TASK DETAILS ▸ Determine the number of lines that contain the word "fois", then state that number and nothing more.

Dataset records on visual material ▸
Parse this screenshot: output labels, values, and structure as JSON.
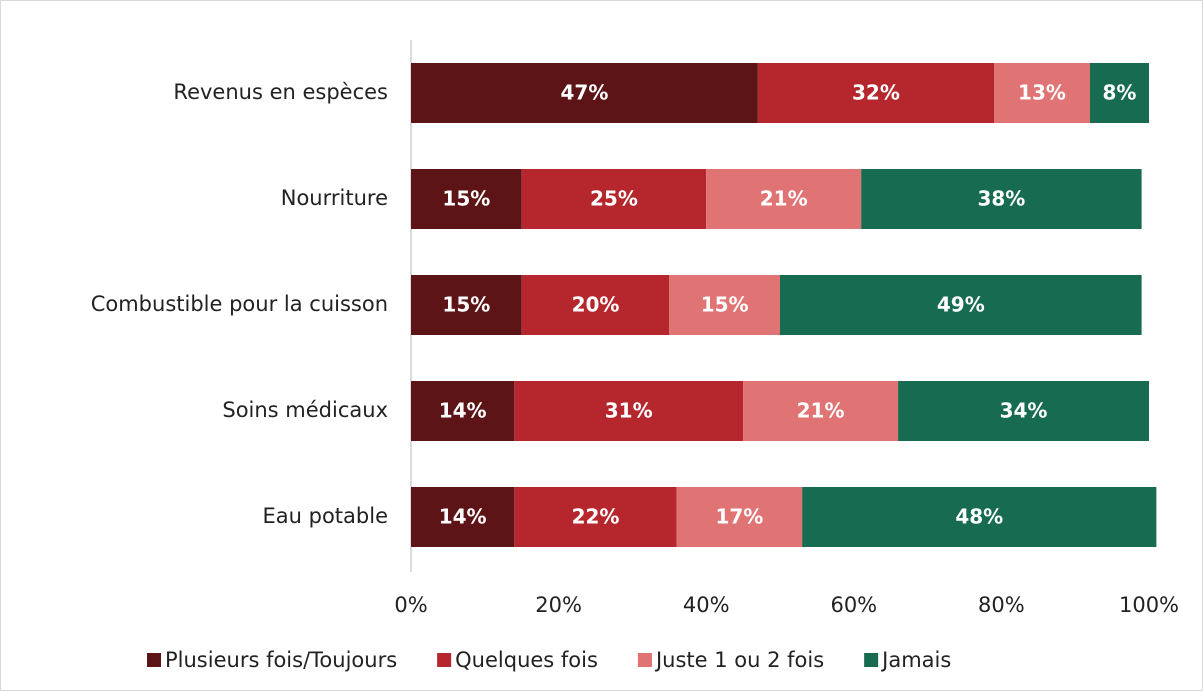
{
  "chart_data": {
    "type": "stacked-barh",
    "categories": [
      "Revenus en espèces",
      "Nourriture",
      "Combustible pour la cuisson",
      "Soins médicaux",
      "Eau potable"
    ],
    "series": [
      {
        "name": "Plusieurs fois/Toujours",
        "color": "#5c1416",
        "values": [
          47,
          15,
          15,
          14,
          14
        ],
        "value_labels": [
          "47%",
          "15%",
          "15%",
          "14%",
          "14%"
        ]
      },
      {
        "name": "Quelques fois",
        "color": "#b5272d",
        "values": [
          32,
          25,
          20,
          31,
          22
        ],
        "value_labels": [
          "32%",
          "25%",
          "20%",
          "31%",
          "22%"
        ]
      },
      {
        "name": "Juste 1 ou 2 fois",
        "color": "#e07373",
        "values": [
          13,
          21,
          15,
          21,
          17
        ],
        "value_labels": [
          "13%",
          "21%",
          "15%",
          "21%",
          "17%"
        ]
      },
      {
        "name": "Jamais",
        "color": "#176b50",
        "values": [
          8,
          38,
          49,
          34,
          48
        ],
        "value_labels": [
          "8%",
          "38%",
          "49%",
          "34%",
          "48%"
        ]
      }
    ],
    "xlim": [
      0,
      100
    ],
    "xticks": [
      {
        "value": 0,
        "label": "0%"
      },
      {
        "value": 20,
        "label": "20%"
      },
      {
        "value": 40,
        "label": "40%"
      },
      {
        "value": 60,
        "label": "60%"
      },
      {
        "value": 80,
        "label": "80%"
      },
      {
        "value": 100,
        "label": "100%"
      }
    ],
    "legend": "bottom"
  }
}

SOLUTION TO THE PROBLEM ▸ 3